Directions for this task: Quote the data below in full, minus the images.

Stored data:

▼

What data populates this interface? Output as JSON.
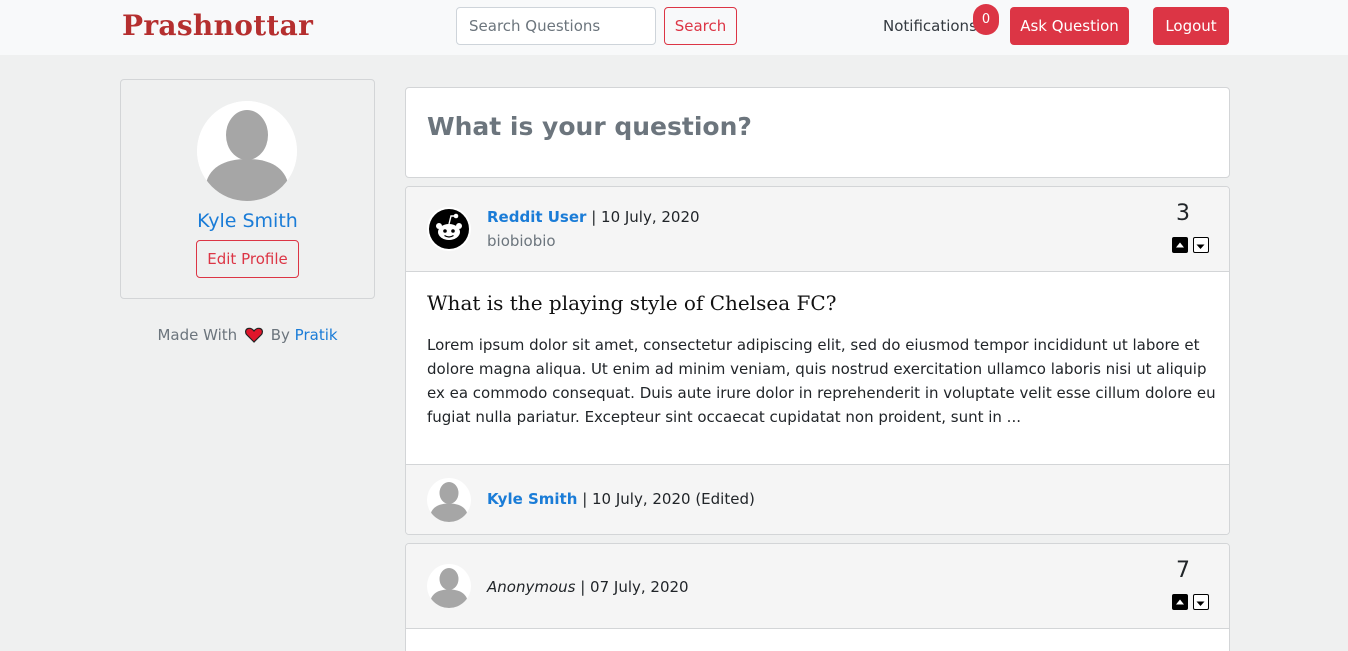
{
  "navbar": {
    "brand": "Prashnottar",
    "search_placeholder": "Search Questions",
    "search_label": "Search",
    "notifications_label": "Notifications",
    "notifications_count": "0",
    "ask_label": "Ask Question",
    "logout_label": "Logout"
  },
  "profile": {
    "name": "Kyle Smith",
    "edit_label": "Edit Profile"
  },
  "footer": {
    "made_with": "Made With",
    "by": "By",
    "author": "Pratik"
  },
  "ask_prompt": "What is your question?",
  "questions": [
    {
      "user": "Reddit User",
      "date": "| 10 July, 2020",
      "bio": "biobiobio",
      "votes": "3",
      "title": "What is the playing style of Chelsea FC?",
      "body": "Lorem ipsum dolor sit amet, consectetur adipiscing elit, sed do eiusmod tempor incididunt ut labore et dolore magna aliqua. Ut enim ad minim veniam, quis nostrud exercitation ullamco laboris nisi ut aliquip ex ea commodo consequat. Duis aute irure dolor in reprehenderit in voluptate velit esse cillum dolore eu fugiat nulla pariatur. Excepteur sint occaecat cupidatat non proident, sunt in ...",
      "answer": {
        "user": "Kyle Smith",
        "date": "| 10 July, 2020 (Edited)"
      }
    },
    {
      "user": "Anonymous",
      "date": "| 07 July, 2020",
      "votes": "7"
    }
  ],
  "colors": {
    "accent": "#dc3545",
    "link": "#1a7cd7",
    "brand": "#b52f2f"
  }
}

▲

Solved problem:
What data populates this interface? Output as JSON.
{
  "navbar": {
    "brand": "Prashnottar",
    "search_placeholder": "Search Questions",
    "search_label": "Search",
    "notifications_label": "Notifications",
    "notifications_count": "0",
    "ask_label": "Ask Question",
    "logout_label": "Logout"
  },
  "profile": {
    "name": "Kyle Smith",
    "edit_label": "Edit Profile"
  },
  "footer": {
    "made_with": "Made With",
    "by": "By",
    "author": "Pratik"
  },
  "ask_prompt": "What is your question?",
  "questions": [
    {
      "user": "Reddit User",
      "date": "| 10 July, 2020",
      "bio": "biobiobio",
      "votes": "3",
      "title": "What is the playing style of Chelsea FC?",
      "body": "Lorem ipsum dolor sit amet, consectetur adipiscing elit, sed do eiusmod tempor incididunt ut labore et dolore magna aliqua. Ut enim ad minim veniam, quis nostrud exercitation ullamco laboris nisi ut aliquip ex ea commodo consequat. Duis aute irure dolor in reprehenderit in voluptate velit esse cillum dolore eu fugiat nulla pariatur. Excepteur sint occaecat cupidatat non proident, sunt in ...",
      "answer": {
        "user": "Kyle Smith",
        "date": "| 10 July, 2020 (Edited)"
      }
    },
    {
      "user": "Anonymous",
      "date": "| 07 July, 2020",
      "votes": "7"
    }
  ],
  "colors": {
    "accent": "#dc3545",
    "link": "#1a7cd7",
    "brand": "#b52f2f"
  }
}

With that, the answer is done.